== Text extract ==
· · · ·

Scott C-R May 28, 2019 14:52

I see so many differing stories about how our children (and us parents) respond to the school holidays, so I was interested to find out how you make the best of them. I always felt it was a time to nurture the attachment and bond that had been lost during the school term because of the numerous calls and meetings in school, but these days I feel that it is a time to actually try and have a lie in without the school run.

Are the children more relaxed away from school, or does not having that structure cause a stressful school holidays? Would be really interested to hear your experiences of this, and things we can do to ensure we are not all run ragged by the end of them!

· · · ·

== Material supplied ==
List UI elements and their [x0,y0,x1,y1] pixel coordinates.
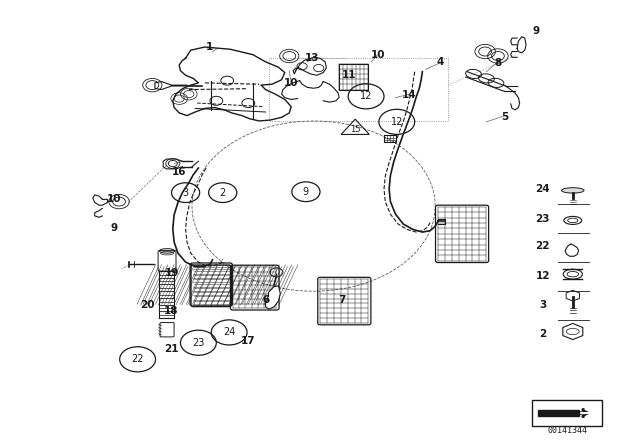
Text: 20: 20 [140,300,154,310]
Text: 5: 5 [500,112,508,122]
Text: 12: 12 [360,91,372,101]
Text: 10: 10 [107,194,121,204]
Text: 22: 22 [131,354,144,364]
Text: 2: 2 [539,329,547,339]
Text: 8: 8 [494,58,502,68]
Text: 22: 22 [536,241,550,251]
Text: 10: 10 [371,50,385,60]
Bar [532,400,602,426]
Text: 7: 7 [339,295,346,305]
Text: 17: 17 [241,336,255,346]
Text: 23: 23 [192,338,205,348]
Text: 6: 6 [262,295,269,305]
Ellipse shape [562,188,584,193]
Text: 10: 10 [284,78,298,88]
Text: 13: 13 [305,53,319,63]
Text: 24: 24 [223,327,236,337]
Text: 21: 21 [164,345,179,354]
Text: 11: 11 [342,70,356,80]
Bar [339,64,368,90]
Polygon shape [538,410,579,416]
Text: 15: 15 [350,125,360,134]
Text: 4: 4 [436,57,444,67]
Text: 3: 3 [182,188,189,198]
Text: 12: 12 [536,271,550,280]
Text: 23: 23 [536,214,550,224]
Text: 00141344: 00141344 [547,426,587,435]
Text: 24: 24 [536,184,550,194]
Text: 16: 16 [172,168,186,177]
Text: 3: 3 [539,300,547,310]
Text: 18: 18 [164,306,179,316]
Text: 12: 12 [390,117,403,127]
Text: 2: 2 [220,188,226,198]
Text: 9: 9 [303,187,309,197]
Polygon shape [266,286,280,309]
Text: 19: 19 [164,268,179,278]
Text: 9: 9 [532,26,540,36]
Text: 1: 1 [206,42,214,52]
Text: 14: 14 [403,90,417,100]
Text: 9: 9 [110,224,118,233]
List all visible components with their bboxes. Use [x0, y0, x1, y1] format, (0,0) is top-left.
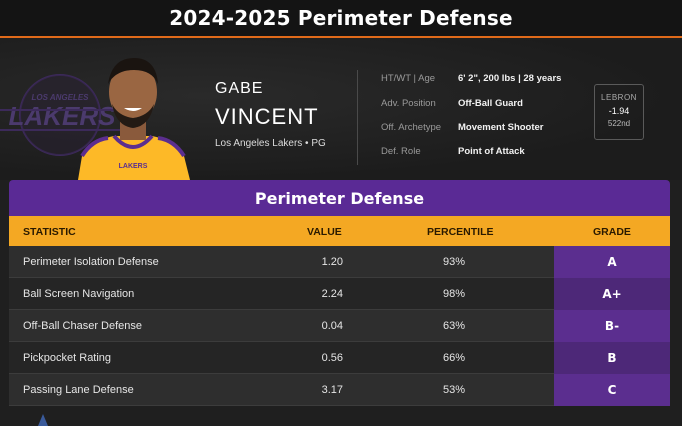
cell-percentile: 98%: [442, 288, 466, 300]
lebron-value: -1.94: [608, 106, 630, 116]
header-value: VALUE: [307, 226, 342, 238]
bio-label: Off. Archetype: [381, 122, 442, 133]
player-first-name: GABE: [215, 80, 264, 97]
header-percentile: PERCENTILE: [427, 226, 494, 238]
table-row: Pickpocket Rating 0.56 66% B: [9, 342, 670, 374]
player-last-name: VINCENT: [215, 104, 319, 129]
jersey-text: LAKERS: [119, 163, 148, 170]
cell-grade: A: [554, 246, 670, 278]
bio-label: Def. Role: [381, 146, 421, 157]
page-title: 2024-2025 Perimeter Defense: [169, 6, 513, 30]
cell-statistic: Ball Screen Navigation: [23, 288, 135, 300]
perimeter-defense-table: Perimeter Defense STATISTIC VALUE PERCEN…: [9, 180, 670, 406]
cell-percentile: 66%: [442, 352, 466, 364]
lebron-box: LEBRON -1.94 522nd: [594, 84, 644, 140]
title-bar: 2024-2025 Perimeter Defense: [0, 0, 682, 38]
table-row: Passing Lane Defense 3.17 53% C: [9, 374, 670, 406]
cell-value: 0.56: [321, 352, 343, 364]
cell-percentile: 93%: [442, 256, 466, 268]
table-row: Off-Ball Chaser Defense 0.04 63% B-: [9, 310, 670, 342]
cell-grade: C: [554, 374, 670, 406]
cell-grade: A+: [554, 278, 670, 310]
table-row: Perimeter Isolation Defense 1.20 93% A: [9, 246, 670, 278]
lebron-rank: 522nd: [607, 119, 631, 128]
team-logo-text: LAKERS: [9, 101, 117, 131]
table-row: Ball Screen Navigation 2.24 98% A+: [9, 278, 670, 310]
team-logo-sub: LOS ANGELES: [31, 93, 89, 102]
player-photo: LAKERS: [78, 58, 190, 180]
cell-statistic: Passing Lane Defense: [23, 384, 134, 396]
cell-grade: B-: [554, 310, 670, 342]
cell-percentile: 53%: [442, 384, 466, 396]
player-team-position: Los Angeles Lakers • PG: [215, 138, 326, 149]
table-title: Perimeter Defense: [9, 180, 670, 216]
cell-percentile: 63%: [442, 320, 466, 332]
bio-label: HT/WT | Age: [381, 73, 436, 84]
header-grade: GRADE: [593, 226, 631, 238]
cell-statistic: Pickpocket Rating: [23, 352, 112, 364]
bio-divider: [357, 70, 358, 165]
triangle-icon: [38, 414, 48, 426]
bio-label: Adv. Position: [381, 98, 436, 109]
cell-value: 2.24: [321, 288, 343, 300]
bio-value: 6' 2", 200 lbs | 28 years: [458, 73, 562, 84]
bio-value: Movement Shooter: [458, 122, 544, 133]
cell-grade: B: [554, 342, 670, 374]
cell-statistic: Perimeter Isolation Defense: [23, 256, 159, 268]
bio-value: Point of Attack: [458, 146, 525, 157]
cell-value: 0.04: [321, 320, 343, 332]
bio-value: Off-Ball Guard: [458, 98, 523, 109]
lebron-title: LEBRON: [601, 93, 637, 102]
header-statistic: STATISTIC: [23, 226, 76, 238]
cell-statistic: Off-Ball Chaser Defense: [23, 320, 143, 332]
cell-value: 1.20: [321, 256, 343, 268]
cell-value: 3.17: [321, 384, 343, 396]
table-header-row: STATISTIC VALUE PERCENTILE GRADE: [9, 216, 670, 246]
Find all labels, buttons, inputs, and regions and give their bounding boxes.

· · · ·

== Goals ==
1. In the post about school holidays, why did the writer once see the holidays as a time to nurture attachment and bond? Answer in one to three sentences.
2. Reproduce the school holidays post word for word, everything from "Scott C-R May" down to "the school run.".
The listing has no connection to the post about school holidays.

== Response list ==
1. The writer felt that attachment and bond had been lost during the school term because of the numerous calls and meetings in school.

2.
Scott C-R May 28, 2019 14:52

I see so many differing stories about how our children (and us parents) respond to the school holidays, so I was interested to find out how you make the best of them. I always felt it was a time to nurture the attachment and bond that had been lost during the school term because of the numerous calls and meetings in school, but these days I feel that it is a time to actually try and have a lie in without the school run.